### PROBLEM DESCRIPTION:
Reproduce the data in its entirety, exactly as supplied.

[Items from a data source]
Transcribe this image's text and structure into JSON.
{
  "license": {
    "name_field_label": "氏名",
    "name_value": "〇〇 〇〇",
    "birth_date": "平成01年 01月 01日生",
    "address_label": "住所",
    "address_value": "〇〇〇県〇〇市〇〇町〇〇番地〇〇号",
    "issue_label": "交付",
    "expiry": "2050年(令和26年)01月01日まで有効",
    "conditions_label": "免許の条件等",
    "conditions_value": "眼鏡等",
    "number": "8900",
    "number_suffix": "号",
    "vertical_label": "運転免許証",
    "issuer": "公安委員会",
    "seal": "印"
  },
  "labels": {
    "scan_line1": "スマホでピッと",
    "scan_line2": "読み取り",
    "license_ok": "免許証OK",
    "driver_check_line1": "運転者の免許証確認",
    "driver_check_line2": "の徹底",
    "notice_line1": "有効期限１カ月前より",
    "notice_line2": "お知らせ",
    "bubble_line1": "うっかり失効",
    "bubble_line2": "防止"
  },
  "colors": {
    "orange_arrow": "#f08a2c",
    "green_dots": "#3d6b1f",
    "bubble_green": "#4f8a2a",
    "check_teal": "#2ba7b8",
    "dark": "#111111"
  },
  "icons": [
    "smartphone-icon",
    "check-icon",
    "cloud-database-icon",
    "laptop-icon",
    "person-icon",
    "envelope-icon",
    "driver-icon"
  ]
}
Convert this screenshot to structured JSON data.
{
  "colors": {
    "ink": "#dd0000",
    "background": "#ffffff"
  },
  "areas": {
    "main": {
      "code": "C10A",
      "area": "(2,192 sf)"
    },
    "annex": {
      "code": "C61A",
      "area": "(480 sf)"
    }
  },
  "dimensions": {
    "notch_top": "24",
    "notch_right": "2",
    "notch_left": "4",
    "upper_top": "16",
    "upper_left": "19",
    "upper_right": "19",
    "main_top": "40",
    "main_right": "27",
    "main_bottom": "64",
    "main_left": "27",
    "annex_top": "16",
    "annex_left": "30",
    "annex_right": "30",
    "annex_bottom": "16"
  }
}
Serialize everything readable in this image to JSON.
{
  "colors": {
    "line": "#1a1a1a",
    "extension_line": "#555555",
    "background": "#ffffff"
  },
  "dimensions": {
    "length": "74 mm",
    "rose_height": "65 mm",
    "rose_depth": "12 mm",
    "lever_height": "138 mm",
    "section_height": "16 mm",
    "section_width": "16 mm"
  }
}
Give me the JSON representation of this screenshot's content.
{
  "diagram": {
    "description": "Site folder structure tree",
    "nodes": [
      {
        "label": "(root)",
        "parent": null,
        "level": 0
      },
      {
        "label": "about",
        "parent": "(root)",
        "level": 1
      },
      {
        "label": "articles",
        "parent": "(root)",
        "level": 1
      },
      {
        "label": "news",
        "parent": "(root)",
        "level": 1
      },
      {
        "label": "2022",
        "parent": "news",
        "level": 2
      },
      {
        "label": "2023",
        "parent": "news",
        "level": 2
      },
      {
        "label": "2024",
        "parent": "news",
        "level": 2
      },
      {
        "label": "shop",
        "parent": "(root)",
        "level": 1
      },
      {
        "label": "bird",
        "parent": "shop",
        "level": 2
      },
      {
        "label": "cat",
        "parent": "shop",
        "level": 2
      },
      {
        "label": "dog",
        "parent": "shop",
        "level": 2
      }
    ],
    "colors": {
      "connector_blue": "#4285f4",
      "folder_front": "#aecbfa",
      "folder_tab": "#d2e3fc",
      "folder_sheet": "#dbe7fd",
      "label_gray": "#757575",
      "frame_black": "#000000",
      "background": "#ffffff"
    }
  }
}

### EXERCISE ANSWER:
Transcribe this image's text and structure into JSON.
{
  "license": {
    "name_field_label": "氏名",
    "name_value": "〇〇 〇〇",
    "birth_date": "平成01年 01月 01日生",
    "address_label": "住所",
    "address_value": "〇〇〇県〇〇市〇〇町〇〇番地〇〇号",
    "issue_label": "交付",
    "expiry": "2050年(令和26年)01月01日まで有効",
    "conditions_label": "免許の条件等",
    "conditions_value": "眼鏡等",
    "number": "8900",
    "number_suffix": "号",
    "vertical_label": "運転免許証",
    "issuer": "公安委員会",
    "seal": "印"
  },
  "labels": {
    "scan_line1": "スマホでピッと",
    "scan_line2": "読み取り",
    "license_ok": "免許証OK",
    "driver_check_line1": "運転者の免許証確認",
    "driver_check_line2": "の徹底",
    "notice_line1": "有効期限１カ月前より",
    "notice_line2": "お知らせ",
    "bubble_line1": "うっかり失効",
    "bubble_line2": "防止"
  },
  "colors": {
    "orange_arrow": "#f08a2c",
    "green_dots": "#3d6b1f",
    "bubble_green": "#4f8a2a",
    "check_teal": "#2ba7b8",
    "dark": "#111111"
  },
  "icons": [
    "smartphone-icon",
    "check-icon",
    "cloud-database-icon",
    "laptop-icon",
    "person-icon",
    "envelope-icon",
    "driver-icon"
  ]
}
Convert this screenshot to structured JSON data.
{
  "colors": {
    "ink": "#dd0000",
    "background": "#ffffff"
  },
  "areas": {
    "main": {
      "code": "C10A",
      "area": "(2,192 sf)"
    },
    "annex": {
      "code": "C61A",
      "area": "(480 sf)"
    }
  },
  "dimensions": {
    "notch_top": "24",
    "notch_right": "2",
    "notch_left": "4",
    "upper_top": "16",
    "upper_left": "19",
    "upper_right": "19",
    "main_top": "40",
    "main_right": "27",
    "main_bottom": "64",
    "main_left": "27",
    "annex_top": "16",
    "annex_left": "30",
    "annex_right": "30",
    "annex_bottom": "16"
  }
}
Serialize everything readable in this image to JSON.
{
  "colors": {
    "line": "#1a1a1a",
    "extension_line": "#555555",
    "background": "#ffffff"
  },
  "dimensions": {
    "length": "74 mm",
    "rose_height": "65 mm",
    "rose_depth": "12 mm",
    "lever_height": "138 mm",
    "section_height": "16 mm",
    "section_width": "16 mm"
  }
}
Give me the JSON representation of this screenshot's content.
{
  "diagram": {
    "description": "Site folder structure tree",
    "nodes": [
      {
        "label": "(root)",
        "parent": null,
        "level": 0
      },
      {
        "label": "about",
        "parent": "(root)",
        "level": 1
      },
      {
        "label": "articles",
        "parent": "(root)",
        "level": 1
      },
      {
        "label": "news",
        "parent": "(root)",
        "level": 1
      },
      {
        "label": "2022",
        "parent": "news",
        "level": 2
      },
      {
        "label": "2023",
        "parent": "news",
        "level": 2
      },
      {
        "label": "2024",
        "parent": "news",
        "level": 2
      },
      {
        "label": "shop",
        "parent": "(root)",
        "level": 1
      },
      {
        "label": "bird",
        "parent": "shop",
        "level": 2
      },
      {
        "label": "cat",
        "parent": "shop",
        "level": 2
      },
      {
        "label": "dog",
        "parent": "shop",
        "level": 2
      }
    ],
    "colors": {
      "connector_blue": "#4285f4",
      "folder_front": "#aecbfa",
      "folder_tab": "#d2e3fc",
      "folder_sheet": "#dbe7fd",
      "label_gray": "#757575",
      "frame_black": "#000000",
      "background": "#ffffff"
    }
  }
}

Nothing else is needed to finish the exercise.